> **What this task involves**: What is the number of lines in these entries that include "Excel"? Write that number and no other text.

[Saved data entries]
⟨

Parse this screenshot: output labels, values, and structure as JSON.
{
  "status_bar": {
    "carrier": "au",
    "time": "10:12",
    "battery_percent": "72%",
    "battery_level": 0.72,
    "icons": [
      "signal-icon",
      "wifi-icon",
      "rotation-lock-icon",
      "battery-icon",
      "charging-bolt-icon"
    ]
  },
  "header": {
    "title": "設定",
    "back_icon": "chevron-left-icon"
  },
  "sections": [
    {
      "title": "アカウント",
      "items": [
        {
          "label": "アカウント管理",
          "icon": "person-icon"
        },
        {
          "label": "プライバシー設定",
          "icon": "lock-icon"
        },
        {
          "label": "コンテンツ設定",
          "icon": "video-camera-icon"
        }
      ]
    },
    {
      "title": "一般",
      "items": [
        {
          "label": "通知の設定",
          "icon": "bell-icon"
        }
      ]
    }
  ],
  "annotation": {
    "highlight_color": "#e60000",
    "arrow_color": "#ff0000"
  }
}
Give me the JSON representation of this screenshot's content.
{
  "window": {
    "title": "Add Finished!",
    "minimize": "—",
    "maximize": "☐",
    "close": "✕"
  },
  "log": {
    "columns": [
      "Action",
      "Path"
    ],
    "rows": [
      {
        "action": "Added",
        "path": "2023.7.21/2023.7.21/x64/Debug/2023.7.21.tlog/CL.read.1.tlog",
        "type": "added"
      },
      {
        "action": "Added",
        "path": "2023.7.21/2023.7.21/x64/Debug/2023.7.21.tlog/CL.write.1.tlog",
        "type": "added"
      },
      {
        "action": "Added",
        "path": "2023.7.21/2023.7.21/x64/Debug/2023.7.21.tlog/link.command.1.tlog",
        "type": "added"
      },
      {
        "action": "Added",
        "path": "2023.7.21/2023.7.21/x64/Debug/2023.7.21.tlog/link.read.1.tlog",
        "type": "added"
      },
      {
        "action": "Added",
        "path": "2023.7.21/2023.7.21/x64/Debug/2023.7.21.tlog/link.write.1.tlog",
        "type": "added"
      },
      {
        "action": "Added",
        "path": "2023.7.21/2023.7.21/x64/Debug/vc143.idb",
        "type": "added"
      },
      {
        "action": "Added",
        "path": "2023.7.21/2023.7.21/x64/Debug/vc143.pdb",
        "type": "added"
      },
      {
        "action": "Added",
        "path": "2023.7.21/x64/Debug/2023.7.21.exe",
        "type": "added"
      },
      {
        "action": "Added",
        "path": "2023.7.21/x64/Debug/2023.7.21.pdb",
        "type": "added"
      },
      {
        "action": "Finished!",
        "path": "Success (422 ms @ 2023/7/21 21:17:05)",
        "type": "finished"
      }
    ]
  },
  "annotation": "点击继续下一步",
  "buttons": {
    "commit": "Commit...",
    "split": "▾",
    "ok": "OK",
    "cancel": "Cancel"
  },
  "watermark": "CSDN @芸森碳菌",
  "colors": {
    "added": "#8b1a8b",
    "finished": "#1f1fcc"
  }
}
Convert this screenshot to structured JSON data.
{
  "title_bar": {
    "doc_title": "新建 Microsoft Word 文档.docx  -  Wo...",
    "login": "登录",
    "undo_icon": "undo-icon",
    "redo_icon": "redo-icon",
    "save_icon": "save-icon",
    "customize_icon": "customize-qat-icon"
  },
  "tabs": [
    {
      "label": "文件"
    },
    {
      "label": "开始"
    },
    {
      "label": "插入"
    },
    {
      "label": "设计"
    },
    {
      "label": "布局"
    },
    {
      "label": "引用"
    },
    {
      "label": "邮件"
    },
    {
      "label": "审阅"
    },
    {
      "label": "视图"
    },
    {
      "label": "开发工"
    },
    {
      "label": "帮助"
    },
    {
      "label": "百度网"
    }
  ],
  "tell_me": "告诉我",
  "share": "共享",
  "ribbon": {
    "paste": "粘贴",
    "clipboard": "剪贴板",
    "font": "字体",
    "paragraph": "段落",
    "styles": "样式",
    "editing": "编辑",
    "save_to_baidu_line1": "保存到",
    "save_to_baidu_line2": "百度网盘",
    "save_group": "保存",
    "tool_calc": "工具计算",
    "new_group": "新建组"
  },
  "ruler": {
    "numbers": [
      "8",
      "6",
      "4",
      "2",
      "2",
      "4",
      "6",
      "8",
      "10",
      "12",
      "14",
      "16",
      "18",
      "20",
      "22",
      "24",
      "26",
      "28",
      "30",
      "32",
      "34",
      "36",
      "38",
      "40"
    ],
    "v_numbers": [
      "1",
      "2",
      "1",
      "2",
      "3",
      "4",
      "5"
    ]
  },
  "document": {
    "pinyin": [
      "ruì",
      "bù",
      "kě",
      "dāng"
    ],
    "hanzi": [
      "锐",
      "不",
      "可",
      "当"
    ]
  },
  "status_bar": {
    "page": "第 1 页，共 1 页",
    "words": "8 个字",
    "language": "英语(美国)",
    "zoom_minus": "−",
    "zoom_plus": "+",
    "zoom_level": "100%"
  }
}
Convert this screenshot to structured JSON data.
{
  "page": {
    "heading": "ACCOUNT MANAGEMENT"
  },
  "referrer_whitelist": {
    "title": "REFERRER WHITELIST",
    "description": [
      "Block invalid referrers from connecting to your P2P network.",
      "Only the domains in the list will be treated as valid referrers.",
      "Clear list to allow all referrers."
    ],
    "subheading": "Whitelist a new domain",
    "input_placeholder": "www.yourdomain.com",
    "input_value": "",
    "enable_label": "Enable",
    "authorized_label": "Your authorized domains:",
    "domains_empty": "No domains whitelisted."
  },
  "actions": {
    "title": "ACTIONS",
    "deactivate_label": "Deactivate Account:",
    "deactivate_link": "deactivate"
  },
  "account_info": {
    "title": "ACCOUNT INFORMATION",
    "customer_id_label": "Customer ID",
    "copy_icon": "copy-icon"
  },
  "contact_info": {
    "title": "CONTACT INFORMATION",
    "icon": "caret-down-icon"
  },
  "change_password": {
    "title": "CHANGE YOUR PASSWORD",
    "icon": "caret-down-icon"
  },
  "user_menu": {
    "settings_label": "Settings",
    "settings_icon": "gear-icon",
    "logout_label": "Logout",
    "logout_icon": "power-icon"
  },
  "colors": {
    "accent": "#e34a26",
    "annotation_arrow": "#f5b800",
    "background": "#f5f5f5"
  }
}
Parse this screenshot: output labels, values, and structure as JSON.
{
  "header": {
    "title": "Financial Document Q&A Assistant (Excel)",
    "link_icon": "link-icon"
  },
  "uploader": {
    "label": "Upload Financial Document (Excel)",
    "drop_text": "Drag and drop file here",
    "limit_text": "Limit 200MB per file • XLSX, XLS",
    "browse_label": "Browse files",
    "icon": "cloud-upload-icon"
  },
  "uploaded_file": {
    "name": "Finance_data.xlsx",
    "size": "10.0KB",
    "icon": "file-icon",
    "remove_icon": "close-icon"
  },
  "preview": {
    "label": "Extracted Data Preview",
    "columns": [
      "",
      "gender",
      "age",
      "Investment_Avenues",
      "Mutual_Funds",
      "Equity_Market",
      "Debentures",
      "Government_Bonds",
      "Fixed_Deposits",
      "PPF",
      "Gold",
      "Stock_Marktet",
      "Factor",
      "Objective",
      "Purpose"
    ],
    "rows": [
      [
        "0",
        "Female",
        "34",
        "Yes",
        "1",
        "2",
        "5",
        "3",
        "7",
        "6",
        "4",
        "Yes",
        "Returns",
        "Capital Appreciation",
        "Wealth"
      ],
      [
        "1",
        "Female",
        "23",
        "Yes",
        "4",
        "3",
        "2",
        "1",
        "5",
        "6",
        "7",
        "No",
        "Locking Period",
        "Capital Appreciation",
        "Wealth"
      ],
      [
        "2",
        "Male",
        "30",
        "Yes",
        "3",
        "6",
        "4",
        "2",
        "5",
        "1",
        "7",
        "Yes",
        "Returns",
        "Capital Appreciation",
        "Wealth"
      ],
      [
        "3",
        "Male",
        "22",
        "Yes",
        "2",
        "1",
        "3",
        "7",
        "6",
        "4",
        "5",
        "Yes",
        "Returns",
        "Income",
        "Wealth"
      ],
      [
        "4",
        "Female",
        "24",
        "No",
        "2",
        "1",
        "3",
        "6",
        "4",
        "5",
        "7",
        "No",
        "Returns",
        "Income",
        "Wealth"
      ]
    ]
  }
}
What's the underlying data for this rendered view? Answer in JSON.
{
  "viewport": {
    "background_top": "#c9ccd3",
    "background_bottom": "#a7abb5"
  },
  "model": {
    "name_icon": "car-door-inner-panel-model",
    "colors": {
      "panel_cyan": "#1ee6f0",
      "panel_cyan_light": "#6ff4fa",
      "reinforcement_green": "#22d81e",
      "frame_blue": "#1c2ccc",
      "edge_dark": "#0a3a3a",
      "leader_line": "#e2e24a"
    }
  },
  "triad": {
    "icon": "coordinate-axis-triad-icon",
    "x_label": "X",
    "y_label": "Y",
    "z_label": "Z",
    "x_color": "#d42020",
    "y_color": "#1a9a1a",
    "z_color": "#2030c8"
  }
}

⟩

> **Solution to this task**: 2